(Given records)
● ● ● ●
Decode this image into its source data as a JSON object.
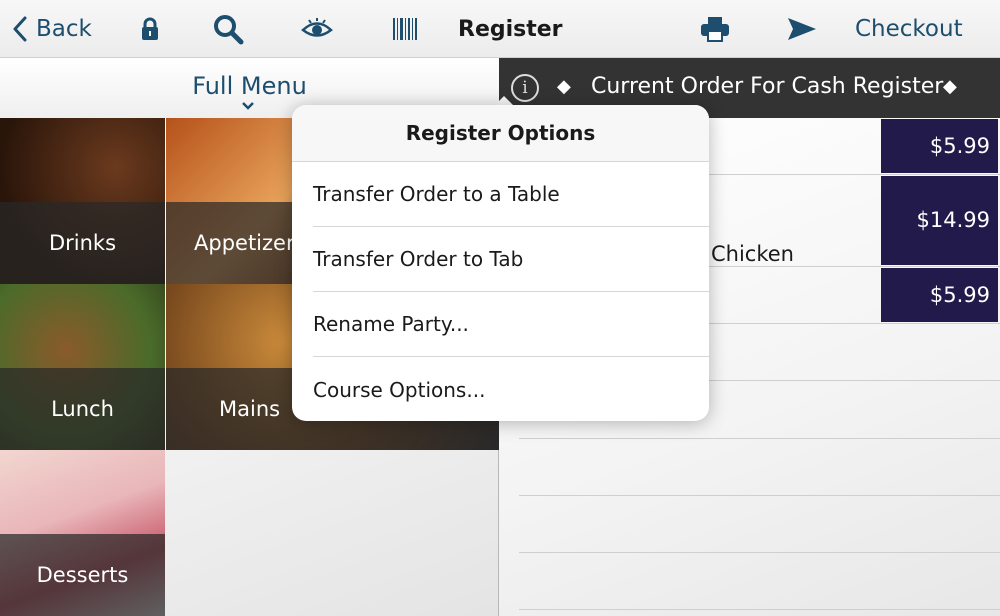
{
  "toolbar": {
    "back_label": "Back",
    "title": "Register",
    "checkout_label": "Checkout",
    "icons": [
      "back-chevron-icon",
      "lock-icon",
      "search-icon",
      "eye-icon",
      "barcode-icon",
      "printer-icon",
      "send-icon"
    ]
  },
  "menu": {
    "title": "Full Menu",
    "categories": [
      {
        "label": "Drinks"
      },
      {
        "label": "Appetizer"
      },
      {
        "label": "Lunch"
      },
      {
        "label": "Mains"
      },
      {
        "label": "Desserts"
      }
    ]
  },
  "order": {
    "header_title": "Current Order For Cash Register",
    "items": [
      {
        "name": "",
        "price": "$5.99"
      },
      {
        "name": "Chicken",
        "price": "$14.99"
      },
      {
        "name": "",
        "price": "$5.99"
      }
    ]
  },
  "popover": {
    "title": "Register Options",
    "items": [
      {
        "label": "Transfer Order to a Table"
      },
      {
        "label": "Transfer Order to Tab"
      },
      {
        "label": "Rename Party..."
      },
      {
        "label": "Course Options..."
      }
    ]
  },
  "colors": {
    "accent": "#1d4e6e",
    "price_bg": "#221a4a",
    "order_header_bg": "#333333"
  }
}
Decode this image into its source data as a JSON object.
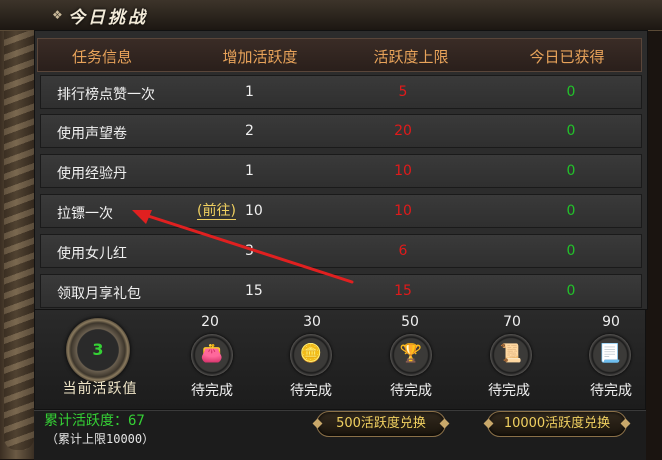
{
  "window": {
    "title": "今日挑战"
  },
  "table": {
    "headers": [
      "任务信息",
      "增加活跃度",
      "活跃度上限",
      "今日已获得"
    ],
    "rows": [
      {
        "name": "排行榜点赞一次",
        "add": "1",
        "limit": "5",
        "today": "0"
      },
      {
        "name": "使用声望卷",
        "add": "2",
        "limit": "20",
        "today": "0"
      },
      {
        "name": "使用经验丹",
        "add": "1",
        "limit": "10",
        "today": "0"
      },
      {
        "name": "拉镖一次",
        "goto": "(前往)",
        "add": "10",
        "limit": "10",
        "today": "0"
      },
      {
        "name": "使用女儿红",
        "add": "3",
        "limit": "6",
        "today": "0"
      },
      {
        "name": "领取月享礼包",
        "add": "15",
        "limit": "15",
        "today": "0"
      }
    ]
  },
  "activity": {
    "current_value": "3",
    "current_label": "当前活跃值",
    "milestones": [
      {
        "value": "20",
        "status": "待完成",
        "icon": "coin-pouch-icon"
      },
      {
        "value": "30",
        "status": "待完成",
        "icon": "gold-coins-icon"
      },
      {
        "value": "50",
        "status": "待完成",
        "icon": "gold-ingot-icon"
      },
      {
        "value": "70",
        "status": "待完成",
        "icon": "scroll-icon"
      },
      {
        "value": "90",
        "status": "待完成",
        "icon": "golden-scroll-icon"
      }
    ]
  },
  "footer": {
    "total": "累计活跃度：67",
    "cap": "（累计上限10000）",
    "exchange_500": "500活跃度兑换",
    "exchange_10000": "10000活跃度兑换"
  },
  "colors": {
    "header_text": "#e8a35a",
    "limit_red": "#e11a1a",
    "today_green": "#22c22a",
    "link_yellow": "#f0d060",
    "arrow_red": "#e02020"
  }
}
● ● ● ●
(What to produce) Pick out all lines from the data above in which the word "Transfer" appears.

(Answer to the exercise)
        "label": "Transfer Order to a Table"
        "label": "Transfer Order to Tab"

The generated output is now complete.